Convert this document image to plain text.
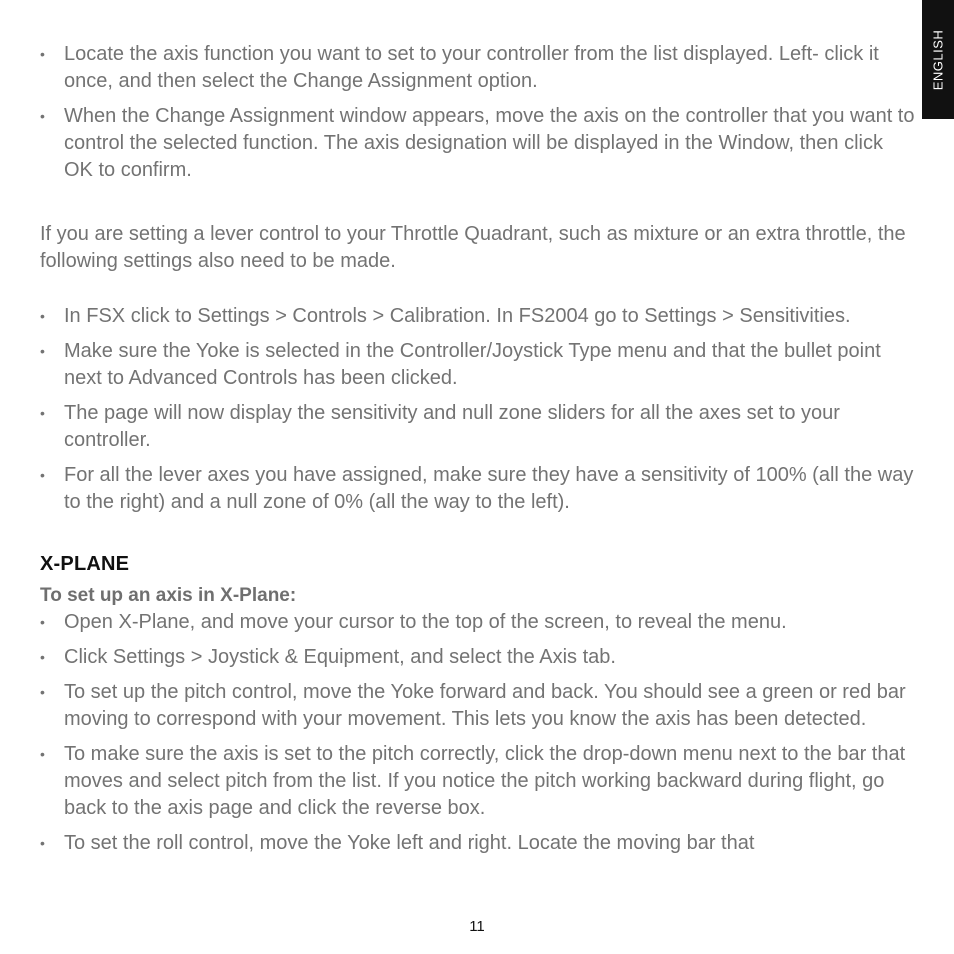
ENGLISH
• Locate the axis function you want to set to your controller from the list displayed. Left- click it once, and then select the Change Assignment option.
• When the Change Assignment window appears, move the axis on the controller that you want to control the selected function. The axis designation will be displayed in the Window, then click OK to confirm.

If you are setting a lever control to your Throttle Quadrant, such as mixture or an extra throttle, the following settings also need to be made.

• In FSX click to Settings > Controls > Calibration. In FS2004 go to Settings > Sensitivities.
• Make sure the Yoke is selected in the Controller/Joystick Type menu and that the bullet point next to Advanced Controls has been clicked.
• The page will now display the sensitivity and null zone sliders for all the axes set to your controller.
• For all the lever axes you have assigned, make sure they have a sensitivity of 100% (all the way to the right) and a null zone of 0% (all the way to the left).
X-PLANE

To set up an axis in X-Plane:

• Open X-Plane, and move your cursor to the top of the screen, to reveal the menu.
• Click Settings > Joystick & Equipment, and select the Axis tab.
• To set up the pitch control, move the Yoke forward and back. You should see a green or red bar moving to correspond with your movement. This lets you know the axis has been detected.
• To make sure the axis is set to the pitch correctly, click the drop-down menu next to the bar that moves and select pitch from the list. If you notice the pitch working backward during flight, go back to the axis page and click the reverse box.
• To set the roll control, move the Yoke left and right. Locate the moving bar that
11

• What to do
Reproduce all of the entries word for word, skipping any pictures they hold.

• Result of the task
Convert this document image to plain text.
ENGLISH
• Locate the axis function you want to set to your controller from the list displayed. Left- click it once, and then select the Change Assignment option.
• When the Change Assignment window appears, move the axis on the controller that you want to control the selected function. The axis designation will be displayed in the Window, then click OK to confirm.

If you are setting a lever control to your Throttle Quadrant, such as mixture or an extra throttle, the following settings also need to be made.

• In FSX click to Settings > Controls > Calibration. In FS2004 go to Settings > Sensitivities.
• Make sure the Yoke is selected in the Controller/Joystick Type menu and that the bullet point next to Advanced Controls has been clicked.
• The page will now display the sensitivity and null zone sliders for all the axes set to your controller.
• For all the lever axes you have assigned, make sure they have a sensitivity of 100% (all the way to the right) and a null zone of 0% (all the way to the left).
X-PLANE

To set up an axis in X-Plane:

• Open X-Plane, and move your cursor to the top of the screen, to reveal the menu.
• Click Settings > Joystick & Equipment, and select the Axis tab.
• To set up the pitch control, move the Yoke forward and back. You should see a green or red bar moving to correspond with your movement. This lets you know the axis has been detected.
• To make sure the axis is set to the pitch correctly, click the drop-down menu next to the bar that moves and select pitch from the list. If you notice the pitch working backward during flight, go back to the axis page and click the reverse box.
• To set the roll control, move the Yoke left and right. Locate the moving bar that
11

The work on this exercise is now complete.